Your task. Search the listing below for the string "matrix" and show each line that contains it.

╭─ Given data

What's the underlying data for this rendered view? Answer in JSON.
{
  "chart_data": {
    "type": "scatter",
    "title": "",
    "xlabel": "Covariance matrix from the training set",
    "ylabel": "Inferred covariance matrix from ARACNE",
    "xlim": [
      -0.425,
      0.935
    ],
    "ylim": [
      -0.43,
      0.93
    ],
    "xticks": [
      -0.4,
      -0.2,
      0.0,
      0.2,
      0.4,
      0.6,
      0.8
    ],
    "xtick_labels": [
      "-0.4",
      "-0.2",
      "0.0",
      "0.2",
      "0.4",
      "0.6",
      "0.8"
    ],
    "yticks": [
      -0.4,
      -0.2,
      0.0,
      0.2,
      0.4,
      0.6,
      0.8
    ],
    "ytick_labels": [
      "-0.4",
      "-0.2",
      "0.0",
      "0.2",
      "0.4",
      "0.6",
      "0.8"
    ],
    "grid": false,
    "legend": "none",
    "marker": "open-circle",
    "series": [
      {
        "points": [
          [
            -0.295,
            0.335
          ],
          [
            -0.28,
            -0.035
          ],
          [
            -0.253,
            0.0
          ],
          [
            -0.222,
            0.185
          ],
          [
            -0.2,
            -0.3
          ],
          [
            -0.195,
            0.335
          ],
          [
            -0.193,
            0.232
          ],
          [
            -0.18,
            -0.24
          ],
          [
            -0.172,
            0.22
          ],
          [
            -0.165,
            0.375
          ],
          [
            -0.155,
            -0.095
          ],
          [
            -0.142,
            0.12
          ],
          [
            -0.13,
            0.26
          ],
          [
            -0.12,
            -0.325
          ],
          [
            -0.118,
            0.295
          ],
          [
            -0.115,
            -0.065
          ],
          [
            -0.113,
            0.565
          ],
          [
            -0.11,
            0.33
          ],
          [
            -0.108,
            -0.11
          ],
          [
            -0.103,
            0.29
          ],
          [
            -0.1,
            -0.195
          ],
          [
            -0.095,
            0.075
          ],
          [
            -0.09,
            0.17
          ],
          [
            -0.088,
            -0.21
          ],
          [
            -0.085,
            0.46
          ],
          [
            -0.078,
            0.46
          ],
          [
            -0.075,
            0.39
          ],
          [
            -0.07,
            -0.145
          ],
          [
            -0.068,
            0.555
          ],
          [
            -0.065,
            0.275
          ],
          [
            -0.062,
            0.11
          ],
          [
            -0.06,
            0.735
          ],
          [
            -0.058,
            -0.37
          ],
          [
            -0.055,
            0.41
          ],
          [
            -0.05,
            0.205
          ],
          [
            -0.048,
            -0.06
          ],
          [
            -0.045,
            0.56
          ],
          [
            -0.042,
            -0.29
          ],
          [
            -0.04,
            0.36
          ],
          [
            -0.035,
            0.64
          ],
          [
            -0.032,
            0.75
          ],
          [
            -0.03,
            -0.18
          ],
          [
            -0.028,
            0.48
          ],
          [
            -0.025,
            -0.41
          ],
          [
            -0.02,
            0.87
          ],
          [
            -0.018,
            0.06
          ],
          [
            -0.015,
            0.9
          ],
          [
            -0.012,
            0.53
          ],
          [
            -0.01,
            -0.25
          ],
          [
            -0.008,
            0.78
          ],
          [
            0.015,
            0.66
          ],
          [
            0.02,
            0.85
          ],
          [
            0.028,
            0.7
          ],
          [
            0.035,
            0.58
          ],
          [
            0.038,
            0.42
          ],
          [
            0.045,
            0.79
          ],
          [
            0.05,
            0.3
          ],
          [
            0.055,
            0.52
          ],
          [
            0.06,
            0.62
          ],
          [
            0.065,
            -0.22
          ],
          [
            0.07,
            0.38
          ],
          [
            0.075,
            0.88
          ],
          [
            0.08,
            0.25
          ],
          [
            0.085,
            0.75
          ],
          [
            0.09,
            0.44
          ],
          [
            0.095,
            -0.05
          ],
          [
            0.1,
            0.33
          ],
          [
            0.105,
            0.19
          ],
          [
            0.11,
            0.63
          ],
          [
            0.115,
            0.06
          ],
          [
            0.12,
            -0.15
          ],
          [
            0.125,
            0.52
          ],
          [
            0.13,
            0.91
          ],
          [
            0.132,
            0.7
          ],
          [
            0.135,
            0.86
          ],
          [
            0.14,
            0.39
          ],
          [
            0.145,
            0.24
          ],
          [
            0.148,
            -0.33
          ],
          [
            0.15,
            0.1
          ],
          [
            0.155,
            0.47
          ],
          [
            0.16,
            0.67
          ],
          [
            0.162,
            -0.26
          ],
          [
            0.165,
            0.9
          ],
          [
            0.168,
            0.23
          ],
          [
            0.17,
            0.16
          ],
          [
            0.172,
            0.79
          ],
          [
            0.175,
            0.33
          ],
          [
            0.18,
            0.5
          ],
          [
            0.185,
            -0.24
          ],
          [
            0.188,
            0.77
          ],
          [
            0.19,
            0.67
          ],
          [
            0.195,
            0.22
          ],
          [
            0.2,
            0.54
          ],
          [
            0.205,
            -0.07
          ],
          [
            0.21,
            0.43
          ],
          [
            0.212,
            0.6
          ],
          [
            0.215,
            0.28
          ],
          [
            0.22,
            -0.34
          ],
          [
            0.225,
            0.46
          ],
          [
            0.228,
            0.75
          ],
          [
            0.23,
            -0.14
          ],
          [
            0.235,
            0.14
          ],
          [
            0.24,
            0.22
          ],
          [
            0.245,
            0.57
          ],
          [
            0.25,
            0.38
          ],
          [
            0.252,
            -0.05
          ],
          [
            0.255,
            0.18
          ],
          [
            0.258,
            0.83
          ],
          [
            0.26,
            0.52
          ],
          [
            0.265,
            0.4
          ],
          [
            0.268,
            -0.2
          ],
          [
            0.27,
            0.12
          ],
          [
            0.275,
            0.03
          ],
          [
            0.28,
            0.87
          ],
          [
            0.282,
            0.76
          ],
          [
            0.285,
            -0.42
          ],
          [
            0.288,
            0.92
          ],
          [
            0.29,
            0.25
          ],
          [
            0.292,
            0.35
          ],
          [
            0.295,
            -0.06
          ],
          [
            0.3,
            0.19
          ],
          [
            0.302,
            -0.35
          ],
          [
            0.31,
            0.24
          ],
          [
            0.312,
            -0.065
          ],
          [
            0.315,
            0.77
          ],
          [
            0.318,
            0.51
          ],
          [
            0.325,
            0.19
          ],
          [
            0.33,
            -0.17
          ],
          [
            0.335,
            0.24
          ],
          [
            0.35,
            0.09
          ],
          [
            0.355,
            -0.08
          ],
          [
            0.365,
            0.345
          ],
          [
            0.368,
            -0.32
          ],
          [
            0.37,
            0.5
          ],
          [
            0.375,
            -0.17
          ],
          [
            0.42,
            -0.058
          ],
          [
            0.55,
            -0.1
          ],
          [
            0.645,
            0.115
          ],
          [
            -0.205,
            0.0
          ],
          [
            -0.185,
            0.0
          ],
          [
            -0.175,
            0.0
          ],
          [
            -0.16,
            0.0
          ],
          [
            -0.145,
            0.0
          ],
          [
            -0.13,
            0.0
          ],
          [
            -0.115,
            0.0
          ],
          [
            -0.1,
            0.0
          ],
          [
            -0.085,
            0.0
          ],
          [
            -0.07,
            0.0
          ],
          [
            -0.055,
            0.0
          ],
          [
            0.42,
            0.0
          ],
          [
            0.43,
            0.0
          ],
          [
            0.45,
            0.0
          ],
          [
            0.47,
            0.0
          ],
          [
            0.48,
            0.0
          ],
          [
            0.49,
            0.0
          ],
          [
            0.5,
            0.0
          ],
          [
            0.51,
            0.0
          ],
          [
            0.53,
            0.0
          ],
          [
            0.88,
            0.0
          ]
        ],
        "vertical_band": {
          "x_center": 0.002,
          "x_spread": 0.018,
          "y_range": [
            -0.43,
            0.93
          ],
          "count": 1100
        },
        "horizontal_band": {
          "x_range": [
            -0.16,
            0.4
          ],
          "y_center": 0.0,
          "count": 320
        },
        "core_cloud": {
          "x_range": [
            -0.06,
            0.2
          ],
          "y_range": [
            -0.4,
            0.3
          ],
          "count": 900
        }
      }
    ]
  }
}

╰─

Exercise response.
    "xlabel": "Covariance matrix from the training set",
    "ylabel": "Inferred covariance matrix from ARACNE",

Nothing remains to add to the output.